_Task requirements:_
a - Name every recording studio listed in the album infobox.
b - Reproduce the part of the records that runs from their first line through the line containing "435, 940, 460]", with both ends included.

_Document:_
================================

Studio album by Phil Keaggy
- Released: 1985
- Studio: Weddington Studios (North Hollywood, California); Whitefield Studios (Santa Ana, California); Peace in the Valley (Arieta, California); ;
- Genre: Rock; Pop;
- Length: 46:05 (LP release); 52:25 (CD re-release);
- Label: Nissi
- Producer: Smitty Price; Phil Keaggy;

Phil Keaggy chronology
| Underground (1983) | Getting Closer! (1985) | Way Back Home (1986) |

1999 re-release cover art

= Getting Closer! =

Getting Closer! is an album by guitarist Phil Keaggy, released in 1985, on Nissi Records.

==Track listing==
All songs were written by Phil Keaggy, unless otherwise noted.

================================

[Labeled region entries]
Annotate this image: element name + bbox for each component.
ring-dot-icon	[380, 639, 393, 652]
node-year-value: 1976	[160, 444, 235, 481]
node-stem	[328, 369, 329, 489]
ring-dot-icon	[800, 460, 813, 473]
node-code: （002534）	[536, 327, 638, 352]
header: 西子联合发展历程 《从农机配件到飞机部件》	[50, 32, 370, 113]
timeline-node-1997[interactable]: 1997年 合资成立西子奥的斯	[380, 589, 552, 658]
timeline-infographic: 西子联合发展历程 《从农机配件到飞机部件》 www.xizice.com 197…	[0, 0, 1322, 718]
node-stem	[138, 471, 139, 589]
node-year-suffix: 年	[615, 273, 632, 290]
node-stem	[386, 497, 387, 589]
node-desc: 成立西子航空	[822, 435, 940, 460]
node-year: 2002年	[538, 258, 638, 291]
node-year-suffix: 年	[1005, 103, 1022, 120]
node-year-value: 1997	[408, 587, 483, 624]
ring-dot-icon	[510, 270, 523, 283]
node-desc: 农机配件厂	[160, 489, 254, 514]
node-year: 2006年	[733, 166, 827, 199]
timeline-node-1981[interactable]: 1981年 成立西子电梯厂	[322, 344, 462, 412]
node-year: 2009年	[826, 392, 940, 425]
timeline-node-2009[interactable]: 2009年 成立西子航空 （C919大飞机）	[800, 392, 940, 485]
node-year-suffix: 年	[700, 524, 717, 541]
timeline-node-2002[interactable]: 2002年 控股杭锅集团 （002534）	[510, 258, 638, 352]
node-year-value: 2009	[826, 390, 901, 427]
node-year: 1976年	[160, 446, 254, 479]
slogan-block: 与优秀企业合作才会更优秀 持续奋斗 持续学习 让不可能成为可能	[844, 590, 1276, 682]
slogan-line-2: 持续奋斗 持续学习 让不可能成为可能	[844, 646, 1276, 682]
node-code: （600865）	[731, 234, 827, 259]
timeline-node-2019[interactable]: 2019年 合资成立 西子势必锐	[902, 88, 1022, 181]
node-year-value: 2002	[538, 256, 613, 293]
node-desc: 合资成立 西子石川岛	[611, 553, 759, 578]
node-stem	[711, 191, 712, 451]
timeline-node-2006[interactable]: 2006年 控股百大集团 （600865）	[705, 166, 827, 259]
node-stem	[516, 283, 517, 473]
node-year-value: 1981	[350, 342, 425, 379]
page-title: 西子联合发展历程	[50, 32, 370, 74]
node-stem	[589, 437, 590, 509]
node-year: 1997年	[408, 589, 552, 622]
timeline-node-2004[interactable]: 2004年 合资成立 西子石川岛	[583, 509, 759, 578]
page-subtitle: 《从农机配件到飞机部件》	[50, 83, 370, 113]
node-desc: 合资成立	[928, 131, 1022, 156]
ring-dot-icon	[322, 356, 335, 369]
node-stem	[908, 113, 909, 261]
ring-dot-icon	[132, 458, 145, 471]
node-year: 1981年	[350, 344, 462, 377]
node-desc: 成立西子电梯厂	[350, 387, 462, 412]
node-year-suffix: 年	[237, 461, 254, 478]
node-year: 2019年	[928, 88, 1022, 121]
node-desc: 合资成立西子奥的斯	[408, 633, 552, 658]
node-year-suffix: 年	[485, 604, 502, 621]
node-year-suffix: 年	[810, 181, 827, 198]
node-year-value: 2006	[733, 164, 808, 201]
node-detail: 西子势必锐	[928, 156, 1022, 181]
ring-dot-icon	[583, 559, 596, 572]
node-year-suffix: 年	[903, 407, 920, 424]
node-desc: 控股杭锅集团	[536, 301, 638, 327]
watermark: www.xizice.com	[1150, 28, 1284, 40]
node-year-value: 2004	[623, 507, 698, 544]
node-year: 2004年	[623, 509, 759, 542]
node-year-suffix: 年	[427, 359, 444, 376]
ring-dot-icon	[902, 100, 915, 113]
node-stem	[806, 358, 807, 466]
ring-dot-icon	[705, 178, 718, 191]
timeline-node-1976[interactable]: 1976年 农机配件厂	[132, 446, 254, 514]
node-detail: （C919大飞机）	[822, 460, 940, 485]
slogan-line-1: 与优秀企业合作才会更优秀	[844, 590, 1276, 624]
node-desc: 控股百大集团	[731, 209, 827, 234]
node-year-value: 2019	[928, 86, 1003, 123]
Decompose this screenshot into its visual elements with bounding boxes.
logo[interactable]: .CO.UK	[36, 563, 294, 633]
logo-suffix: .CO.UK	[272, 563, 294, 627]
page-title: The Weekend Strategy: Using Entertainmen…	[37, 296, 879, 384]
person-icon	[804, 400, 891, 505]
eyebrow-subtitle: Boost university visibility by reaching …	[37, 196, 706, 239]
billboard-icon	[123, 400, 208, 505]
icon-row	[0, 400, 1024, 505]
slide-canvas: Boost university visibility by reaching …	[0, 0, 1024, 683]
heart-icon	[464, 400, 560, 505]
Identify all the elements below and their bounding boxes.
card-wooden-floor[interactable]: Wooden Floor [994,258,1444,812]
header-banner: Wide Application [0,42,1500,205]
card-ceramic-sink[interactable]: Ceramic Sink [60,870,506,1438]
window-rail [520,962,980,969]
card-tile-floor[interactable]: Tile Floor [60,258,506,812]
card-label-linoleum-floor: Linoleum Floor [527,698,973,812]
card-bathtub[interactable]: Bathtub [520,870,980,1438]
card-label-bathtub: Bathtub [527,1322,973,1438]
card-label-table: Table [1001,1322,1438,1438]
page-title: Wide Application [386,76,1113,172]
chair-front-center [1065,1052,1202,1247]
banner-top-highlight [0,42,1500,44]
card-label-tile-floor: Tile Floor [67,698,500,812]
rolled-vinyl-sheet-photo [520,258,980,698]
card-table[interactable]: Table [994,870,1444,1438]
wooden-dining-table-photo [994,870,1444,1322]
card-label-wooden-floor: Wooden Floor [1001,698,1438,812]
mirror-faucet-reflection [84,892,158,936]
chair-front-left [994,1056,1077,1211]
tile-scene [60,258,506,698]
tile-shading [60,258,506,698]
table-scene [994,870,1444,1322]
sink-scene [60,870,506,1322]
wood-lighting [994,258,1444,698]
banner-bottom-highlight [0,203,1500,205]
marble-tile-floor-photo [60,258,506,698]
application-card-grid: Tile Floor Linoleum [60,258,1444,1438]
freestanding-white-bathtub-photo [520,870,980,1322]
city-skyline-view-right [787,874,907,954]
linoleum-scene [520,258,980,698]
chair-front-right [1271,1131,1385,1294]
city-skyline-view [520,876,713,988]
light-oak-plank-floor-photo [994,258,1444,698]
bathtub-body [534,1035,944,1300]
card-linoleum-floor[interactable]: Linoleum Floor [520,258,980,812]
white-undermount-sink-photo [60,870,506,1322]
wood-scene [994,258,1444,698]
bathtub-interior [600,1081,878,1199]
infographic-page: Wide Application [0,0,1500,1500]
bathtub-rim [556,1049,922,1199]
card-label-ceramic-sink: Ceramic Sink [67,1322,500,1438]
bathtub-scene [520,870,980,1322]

================================

_Responses for each task:_
a - Weddington Studios (North Hollywood, California); Whitefield Studios (Santa Ana, California); Peace in the Valley (Arieta, California)

b -
Annotate this image: element name + bbox for each component.
ring-dot-icon	[380, 639, 393, 652]
node-year-value: 1976	[160, 444, 235, 481]
node-stem	[328, 369, 329, 489]
ring-dot-icon	[800, 460, 813, 473]
node-code: （002534）	[536, 327, 638, 352]
header: 西子联合发展历程 《从农机配件到飞机部件》	[50, 32, 370, 113]
timeline-node-1997[interactable]: 1997年 合资成立西子奥的斯	[380, 589, 552, 658]
timeline-infographic: 西子联合发展历程 《从农机配件到飞机部件》 www.xizice.com 197…	[0, 0, 1322, 718]
node-stem	[138, 471, 139, 589]
node-year-suffix: 年	[615, 273, 632, 290]
node-stem	[386, 497, 387, 589]
node-desc: 成立西子航空	[822, 435, 940, 460]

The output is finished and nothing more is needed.